- **DIRECTIONS**
Gather from the listing below each line that includes the word "adalah", and copy it.

- **EXERCISE INPUT**
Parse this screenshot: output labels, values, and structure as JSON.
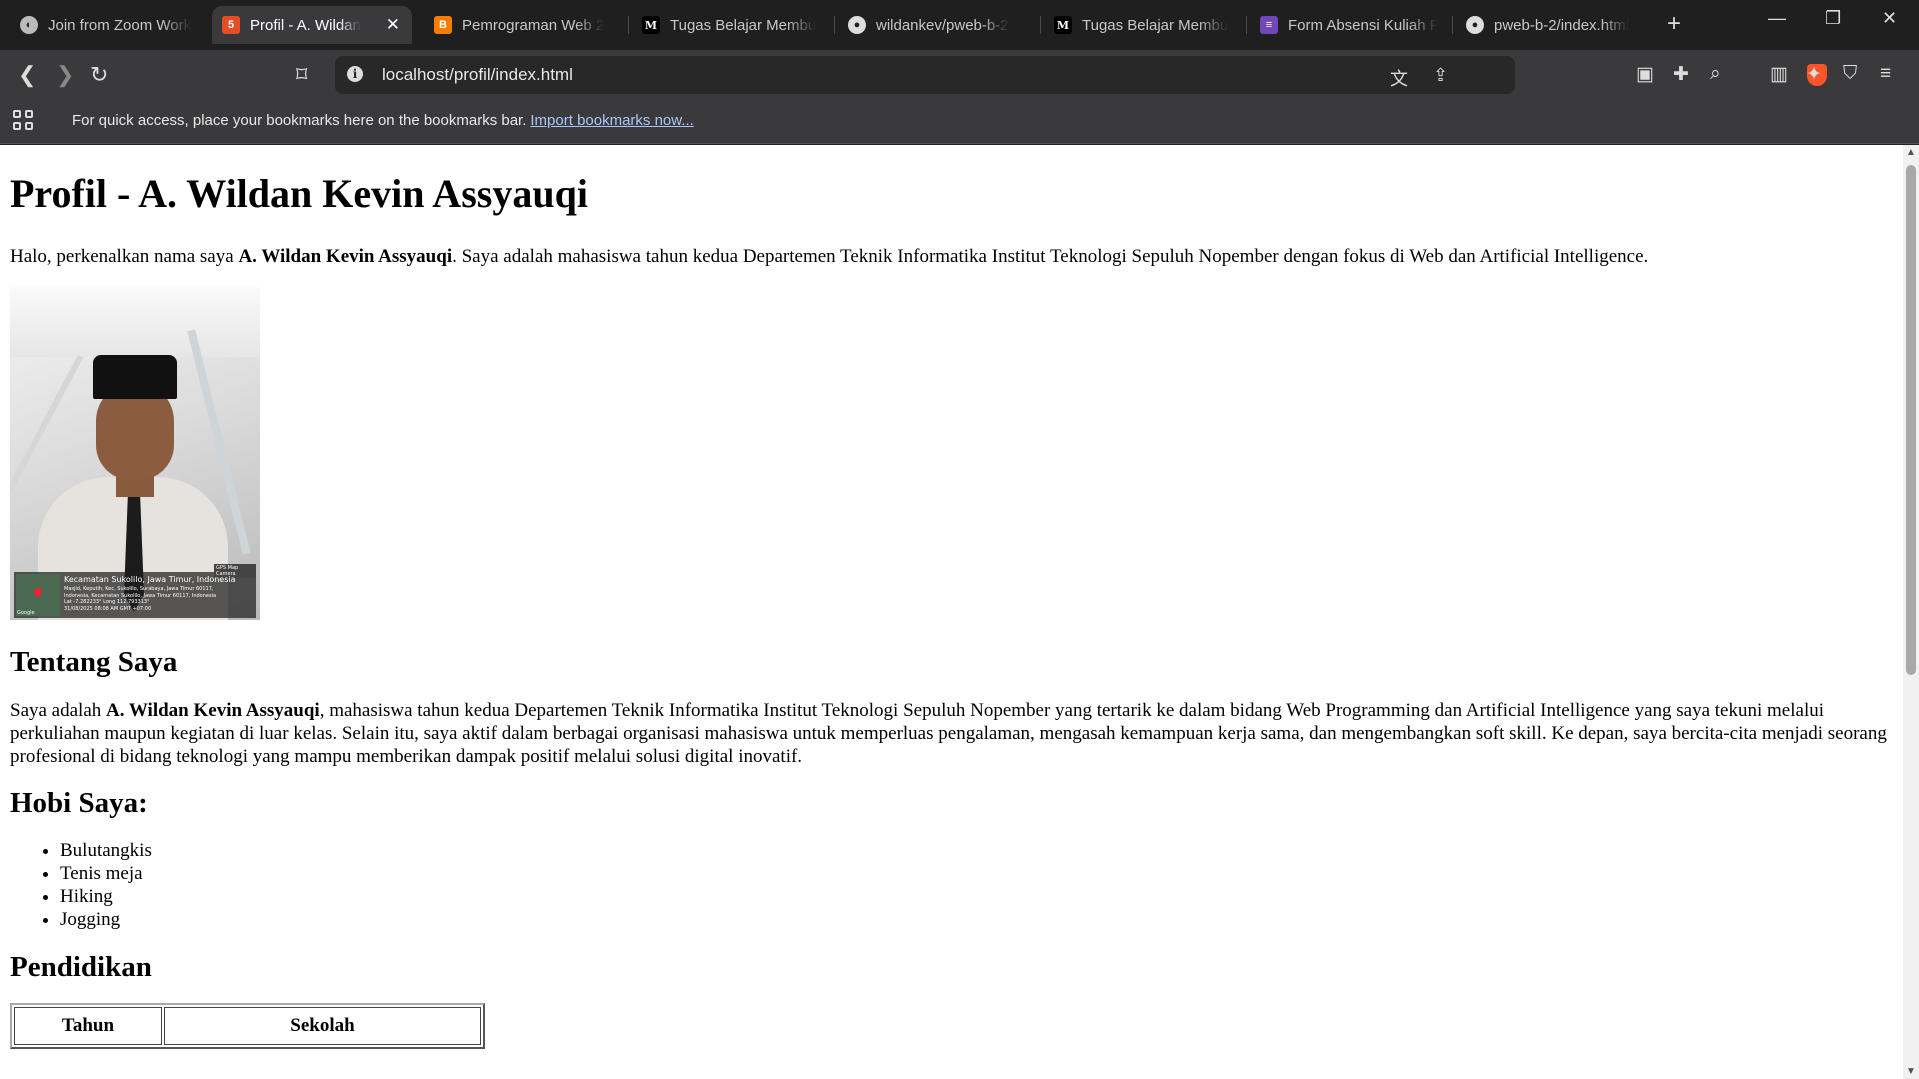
{
  "browser": {
    "tabs": [
      {
        "title": "Join from Zoom Work",
        "icon": "zoom-globe-icon",
        "active": false
      },
      {
        "title": "Profil - A. Wildan",
        "icon": "html5-icon",
        "active": true
      },
      {
        "title": "Pemrograman Web 2",
        "icon": "blogger-icon",
        "active": false
      },
      {
        "title": "Tugas Belajar Membu",
        "icon": "medium-icon",
        "active": false
      },
      {
        "title": "wildankev/pweb-b-2",
        "icon": "github-icon",
        "active": false
      },
      {
        "title": "Tugas Belajar Membu",
        "icon": "medium-icon",
        "active": false
      },
      {
        "title": "Form Absensi Kuliah F",
        "icon": "google-forms-icon",
        "active": false
      },
      {
        "title": "pweb-b-2/index.html",
        "icon": "github-icon",
        "active": false
      }
    ],
    "url": "localhost/profil/index.html",
    "bookmarks_message": "For quick access, place your bookmarks here on the bookmarks bar.",
    "bookmarks_link": "Import bookmarks now...",
    "colors": {
      "tabstrip": "#1f1f1f",
      "toolbar": "#3a3a3c",
      "brave": "#fb542b",
      "link": "#a8c7fa"
    }
  },
  "page": {
    "title": "Profil - A. Wildan Kevin Assyauqi",
    "intro_before": "Halo, perkenalkan nama saya ",
    "intro_name": "A. Wildan Kevin Assyauqi",
    "intro_after": ". Saya adalah mahasiswa tahun kedua Departemen Teknik Informatika Institut Teknologi Sepuluh Nopember dengan fokus di Web dan Artificial Intelligence.",
    "photo_caption": {
      "location": "Kecamatan Sukolilo, Jawa Timur, Indonesia",
      "lines": [
        "Masjid, Keputih, Kec. Sukolilo, Surabaya, Jawa Timur 60117,",
        "Indonesia, Kecamatan Sukolilo, Jawa Timur 60117, Indonesia",
        "Lat -7.282233° Long 112.793313°",
        "31/08/2025 08:08 AM GMT +07:00"
      ],
      "badge": "GPS Map Camera",
      "map_label": "Google"
    },
    "about_heading": "Tentang Saya",
    "about_before": "Saya adalah ",
    "about_name": "A. Wildan Kevin Assyauqi",
    "about_after": ", mahasiswa tahun kedua Departemen Teknik Informatika Institut Teknologi Sepuluh Nopember yang tertarik ke dalam bidang Web Programming dan Artificial Intelligence yang saya tekuni melalui perkuliahan maupun kegiatan di luar kelas. Selain itu, saya aktif dalam berbagai organisasi mahasiswa untuk memperluas pengalaman, mengasah kemampuan kerja sama, dan mengembangkan soft skill. Ke depan, saya bercita-cita menjadi seorang profesional di bidang teknologi yang mampu memberikan dampak positif melalui solusi digital inovatif.",
    "hobby_heading": "Hobi Saya:",
    "hobbies": [
      "Bulutangkis",
      "Tenis meja",
      "Hiking",
      "Jogging"
    ],
    "education_heading": "Pendidikan",
    "table_headers": [
      "Tahun",
      "Sekolah"
    ]
  }
}
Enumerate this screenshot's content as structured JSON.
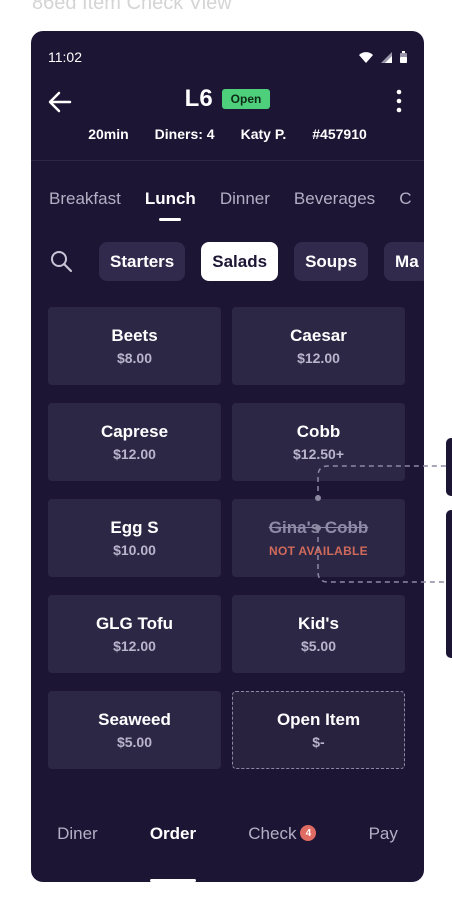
{
  "frame_label": "86ed Item Check View",
  "status_bar": {
    "time": "11:02",
    "icons": [
      "wifi-icon",
      "signal-icon",
      "battery-icon"
    ]
  },
  "header": {
    "table_id": "L6",
    "status_badge": "Open",
    "meta": {
      "duration": "20min",
      "diners": "Diners: 4",
      "server": "Katy P.",
      "check_number": "#457910"
    }
  },
  "menu_tabs": [
    {
      "label": "Breakfast",
      "active": false
    },
    {
      "label": "Lunch",
      "active": true
    },
    {
      "label": "Dinner",
      "active": false
    },
    {
      "label": "Beverages",
      "active": false
    },
    {
      "label": "C",
      "active": false
    }
  ],
  "category_chips": [
    {
      "label": "Starters",
      "active": false
    },
    {
      "label": "Salads",
      "active": true
    },
    {
      "label": "Soups",
      "active": false
    },
    {
      "label": "Ma",
      "active": false
    }
  ],
  "items": [
    {
      "name": "Beets",
      "price": "$8.00"
    },
    {
      "name": "Caesar",
      "price": "$12.00"
    },
    {
      "name": "Caprese",
      "price": "$12.00"
    },
    {
      "name": "Cobb",
      "price": "$12.50+"
    },
    {
      "name": "Egg S",
      "price": "$10.00"
    },
    {
      "name": "Gina's Cobb",
      "status": "NOT AVAILABLE"
    },
    {
      "name": "GLG Tofu",
      "price": "$12.00"
    },
    {
      "name": "Kid's",
      "price": "$5.00"
    },
    {
      "name": "Seaweed",
      "price": "$5.00"
    },
    {
      "name": "Open Item",
      "price": "$-"
    }
  ],
  "bottom_nav": [
    {
      "label": "Diner",
      "active": false
    },
    {
      "label": "Order",
      "active": true
    },
    {
      "label": "Check",
      "active": false,
      "badge": "4"
    },
    {
      "label": "Pay",
      "active": false
    }
  ],
  "colors": {
    "background": "#1c1534",
    "tile": "#2d2746",
    "open_badge": "#4ecf7c",
    "not_available": "#d06a5a",
    "count_badge": "#e06b62"
  }
}
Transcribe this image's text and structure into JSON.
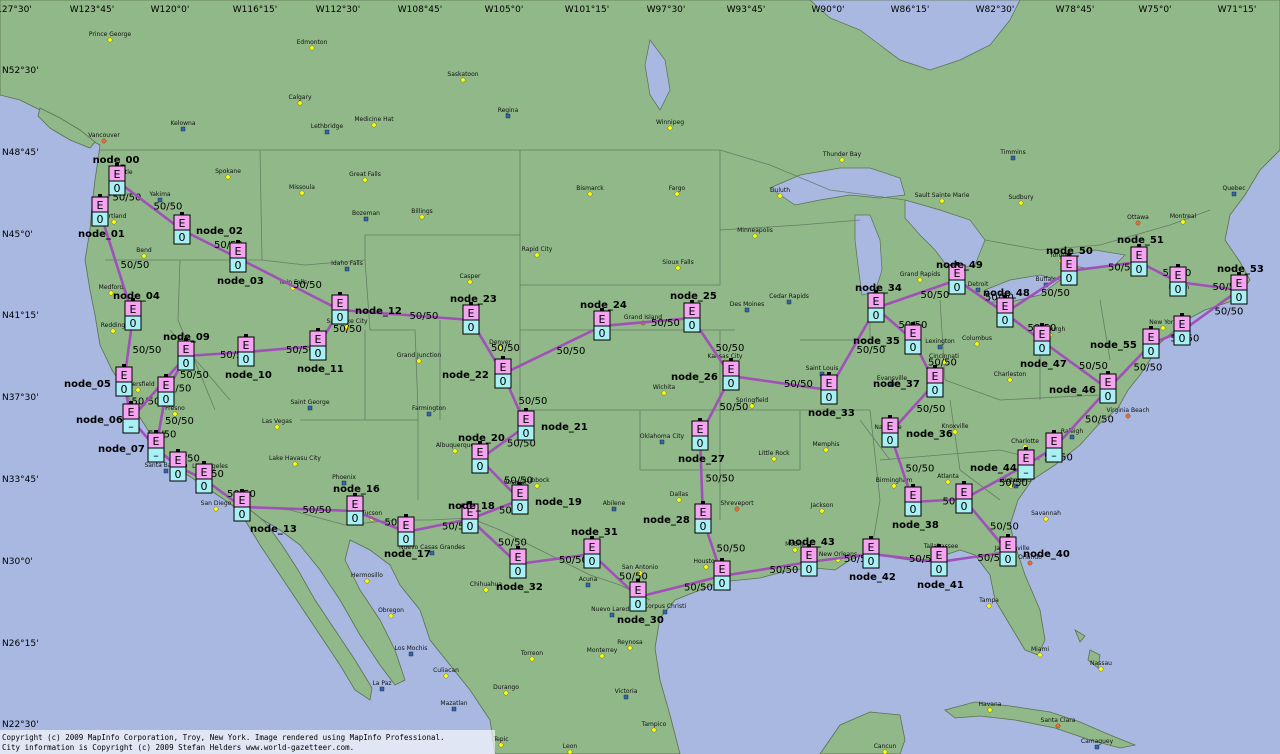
{
  "longitude_labels": [
    "127°30'",
    "W123°45'",
    "W120°0'",
    "W116°15'",
    "W112°30'",
    "W108°45'",
    "W105°0'",
    "W101°15'",
    "W97°30'",
    "W93°45'",
    "W90°0'",
    "W86°15'",
    "W82°30'",
    "W78°45'",
    "W75°0'",
    "W71°15'"
  ],
  "latitude_labels": [
    "N52°30'",
    "N48°45'",
    "N45°0'",
    "N41°15'",
    "N37°30'",
    "N33°45'",
    "N30°0'",
    "N26°15'",
    "N22°30'"
  ],
  "cities": [
    "Prince George",
    "Edmonton",
    "Saskatoon",
    "Calgary",
    "Medicine Hat",
    "Regina",
    "Kelowna",
    "Lethbridge",
    "Winnipeg",
    "Vancouver",
    "Spokane",
    "Great Falls",
    "Missoula",
    "Thunder Bay",
    "Timmins",
    "Bismarck",
    "Fargo",
    "Duluth",
    "Sault Sainte Marie",
    "Sudbury",
    "Quebec",
    "Yakima",
    "Bozeman",
    "Billings",
    "Ottawa",
    "Montreal",
    "Bend",
    "Rapid City",
    "Minneapolis",
    "Idaho Falls",
    "Twin Falls",
    "Sioux Falls",
    "Grand Rapids",
    "Casper",
    "Medford",
    "Des Moines",
    "Cedar Rapids",
    "Detroit",
    "Toronto",
    "Grand Island",
    "Columbus",
    "Denver",
    "Kansas City",
    "Grand Junction",
    "Saint Louis",
    "Cincinnati",
    "Charleston",
    "Wichita",
    "Springfield",
    "Fresno",
    "Saint George",
    "Farmington",
    "Oklahoma City",
    "Knoxville",
    "Virginia Beach",
    "Las Vegas",
    "Memphis",
    "Little Rock",
    "Charlotte",
    "Raleigh",
    "Albuquerque",
    "Lake Havasu City",
    "Lubbock",
    "Atlanta",
    "Augusta",
    "Richmond",
    "Phoenix",
    "Abilene",
    "Dallas",
    "Shreveport",
    "Birmingham",
    "Jackson",
    "Savannah",
    "Tucson",
    "Nuevo Casas Grandes",
    "San Antonio",
    "Houston",
    "Tallahassee",
    "Jacksonville",
    "Chihuahua",
    "Acuna",
    "Corpus Christi",
    "Nuevo Laredo",
    "Hermosillo",
    "Orlando",
    "Tampa",
    "Obregon",
    "Monterrey",
    "Torreon",
    "Los Mochis",
    "Reynosa",
    "Miami",
    "Nassau",
    "Culiacan",
    "Durango",
    "La Paz",
    "Victoria",
    "Mazatlan",
    "Havana",
    "Santa Clara",
    "Tampico",
    "Tepic",
    "Leon",
    "Cancun",
    "Camaguey",
    "Portland",
    "Seattle",
    "Redding",
    "Salt Lake City",
    "Roswell",
    "Evansville",
    "Lexington",
    "Buffalo",
    "New York",
    "Boston",
    "Pittsburgh",
    "Nashville",
    "Mobile",
    "New Orleans",
    "Santa Barbara",
    "Los Angeles",
    "San Diego",
    "Bakersfield"
  ],
  "nodes": [
    {
      "id": "node_00",
      "top": "E",
      "bottom": "0"
    },
    {
      "id": "node_01",
      "top": "E",
      "bottom": "0"
    },
    {
      "id": "node_02",
      "top": "E",
      "bottom": "0"
    },
    {
      "id": "node_03",
      "top": "E",
      "bottom": "0"
    },
    {
      "id": "node_04",
      "top": "E",
      "bottom": "0"
    },
    {
      "id": "node_05",
      "top": "E",
      "bottom": "0"
    },
    {
      "id": "node_06",
      "top": "E",
      "bottom": "–"
    },
    {
      "id": "node_07",
      "top": "E",
      "bottom": "–"
    },
    {
      "id": "node_08",
      "top": "E",
      "bottom": "0"
    },
    {
      "id": "node_09",
      "top": "E",
      "bottom": "0"
    },
    {
      "id": "node_10",
      "top": "E",
      "bottom": "0"
    },
    {
      "id": "node_11",
      "top": "E",
      "bottom": "0"
    },
    {
      "id": "node_12",
      "top": "E",
      "bottom": "0"
    },
    {
      "id": "node_13",
      "top": "E",
      "bottom": "0"
    },
    {
      "id": "node_14",
      "top": "E",
      "bottom": "0"
    },
    {
      "id": "node_15",
      "top": "E",
      "bottom": "0"
    },
    {
      "id": "node_16",
      "top": "E",
      "bottom": "0"
    },
    {
      "id": "node_17",
      "top": "E",
      "bottom": "0"
    },
    {
      "id": "node_18",
      "top": "E",
      "bottom": "0"
    },
    {
      "id": "node_19",
      "top": "E",
      "bottom": "0"
    },
    {
      "id": "node_20",
      "top": "E",
      "bottom": "0"
    },
    {
      "id": "node_21",
      "top": "E",
      "bottom": "0"
    },
    {
      "id": "node_22",
      "top": "E",
      "bottom": "0"
    },
    {
      "id": "node_23",
      "top": "E",
      "bottom": "0"
    },
    {
      "id": "node_24",
      "top": "E",
      "bottom": "0"
    },
    {
      "id": "node_25",
      "top": "E",
      "bottom": "0"
    },
    {
      "id": "node_26",
      "top": "E",
      "bottom": "0"
    },
    {
      "id": "node_27",
      "top": "E",
      "bottom": "0"
    },
    {
      "id": "node_28",
      "top": "E",
      "bottom": "0"
    },
    {
      "id": "node_29",
      "top": "E",
      "bottom": "0"
    },
    {
      "id": "node_30",
      "top": "E",
      "bottom": "0"
    },
    {
      "id": "node_31",
      "top": "E",
      "bottom": "0"
    },
    {
      "id": "node_32",
      "top": "E",
      "bottom": "0"
    },
    {
      "id": "node_33",
      "top": "E",
      "bottom": "0"
    },
    {
      "id": "node_34",
      "top": "E",
      "bottom": "0"
    },
    {
      "id": "node_35",
      "top": "E",
      "bottom": "0"
    },
    {
      "id": "node_36",
      "top": "E",
      "bottom": "0"
    },
    {
      "id": "node_37",
      "top": "E",
      "bottom": "0"
    },
    {
      "id": "node_38",
      "top": "E",
      "bottom": "0"
    },
    {
      "id": "node_39",
      "top": "E",
      "bottom": "0"
    },
    {
      "id": "node_40",
      "top": "E",
      "bottom": "0"
    },
    {
      "id": "node_41",
      "top": "E",
      "bottom": "0"
    },
    {
      "id": "node_42",
      "top": "E",
      "bottom": "0"
    },
    {
      "id": "node_43",
      "top": "E",
      "bottom": "0"
    },
    {
      "id": "node_44",
      "top": "E",
      "bottom": "–"
    },
    {
      "id": "node_45",
      "top": "E",
      "bottom": "–"
    },
    {
      "id": "node_46",
      "top": "E",
      "bottom": "0"
    },
    {
      "id": "node_47",
      "top": "E",
      "bottom": "0"
    },
    {
      "id": "node_48",
      "top": "E",
      "bottom": "0"
    },
    {
      "id": "node_49",
      "top": "E",
      "bottom": "0"
    },
    {
      "id": "node_50",
      "top": "E",
      "bottom": "0"
    },
    {
      "id": "node_51",
      "top": "E",
      "bottom": "0"
    },
    {
      "id": "node_52",
      "top": "E",
      "bottom": "0"
    },
    {
      "id": "node_53",
      "top": "E",
      "bottom": "0"
    },
    {
      "id": "node_54",
      "top": "E",
      "bottom": "0"
    },
    {
      "id": "node_55",
      "top": "E",
      "bottom": "0"
    }
  ],
  "hidden_node_labels": [
    "node_08",
    "node_14",
    "node_15",
    "node_29",
    "node_39",
    "node_45",
    "node_52",
    "node_54"
  ],
  "links": [
    [
      "node_00",
      "node_01"
    ],
    [
      "node_00",
      "node_02"
    ],
    [
      "node_02",
      "node_03"
    ],
    [
      "node_03",
      "node_12"
    ],
    [
      "node_01",
      "node_04"
    ],
    [
      "node_04",
      "node_05"
    ],
    [
      "node_05",
      "node_06"
    ],
    [
      "node_06",
      "node_07"
    ],
    [
      "node_07",
      "node_08"
    ],
    [
      "node_08",
      "node_09"
    ],
    [
      "node_09",
      "node_10"
    ],
    [
      "node_10",
      "node_11"
    ],
    [
      "node_11",
      "node_12"
    ],
    [
      "node_12",
      "node_23"
    ],
    [
      "node_07",
      "node_14"
    ],
    [
      "node_14",
      "node_15"
    ],
    [
      "node_15",
      "node_13"
    ],
    [
      "node_13",
      "node_16"
    ],
    [
      "node_16",
      "node_17"
    ],
    [
      "node_17",
      "node_18"
    ],
    [
      "node_18",
      "node_19"
    ],
    [
      "node_18",
      "node_32"
    ],
    [
      "node_19",
      "node_20"
    ],
    [
      "node_20",
      "node_21"
    ],
    [
      "node_21",
      "node_22"
    ],
    [
      "node_22",
      "node_23"
    ],
    [
      "node_22",
      "node_24"
    ],
    [
      "node_24",
      "node_25"
    ],
    [
      "node_25",
      "node_26"
    ],
    [
      "node_26",
      "node_27"
    ],
    [
      "node_27",
      "node_28"
    ],
    [
      "node_28",
      "node_29"
    ],
    [
      "node_26",
      "node_33"
    ],
    [
      "node_32",
      "node_31"
    ],
    [
      "node_31",
      "node_30"
    ],
    [
      "node_30",
      "node_29"
    ],
    [
      "node_29",
      "node_43"
    ],
    [
      "node_43",
      "node_42"
    ],
    [
      "node_42",
      "node_41"
    ],
    [
      "node_41",
      "node_40"
    ],
    [
      "node_40",
      "node_39"
    ],
    [
      "node_39",
      "node_38"
    ],
    [
      "node_38",
      "node_36"
    ],
    [
      "node_36",
      "node_37"
    ],
    [
      "node_37",
      "node_35"
    ],
    [
      "node_35",
      "node_34"
    ],
    [
      "node_34",
      "node_33"
    ],
    [
      "node_34",
      "node_49"
    ],
    [
      "node_49",
      "node_48"
    ],
    [
      "node_48",
      "node_50"
    ],
    [
      "node_50",
      "node_51"
    ],
    [
      "node_51",
      "node_52"
    ],
    [
      "node_52",
      "node_53"
    ],
    [
      "node_53",
      "node_54"
    ],
    [
      "node_54",
      "node_55"
    ],
    [
      "node_55",
      "node_46"
    ],
    [
      "node_46",
      "node_47"
    ],
    [
      "node_47",
      "node_48"
    ],
    [
      "node_46",
      "node_45"
    ],
    [
      "node_45",
      "node_44"
    ],
    [
      "node_44",
      "node_39"
    ],
    [
      "node_09",
      "node_06"
    ]
  ],
  "link_label": "50/50",
  "copyright_line1": "Copyright (c) 2009 MapInfo Corporation, Troy, New York. Image rendered using MapInfo Professional.",
  "copyright_line2": "City information is Copyright (c) 2009 Stefan Helders www.world-gazetteer.com.",
  "colors": {
    "ocean": "#a8b8e0",
    "land": "#90b888",
    "lake": "#a8b8e0",
    "border": "#607860",
    "link": "#a050b8",
    "node_top": "#f4a4f0",
    "node_bottom": "#a8f0f4"
  }
}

- **RESPONSE FOR THIS EXERCISE**
    "intro_after": ". Saya adalah mahasiswa tahun kedua Departemen Teknik Informatika Institut Teknologi Sepuluh Nopember dengan fokus di Web dan Artificial Intelligence.",
    "about_before": "Saya adalah ",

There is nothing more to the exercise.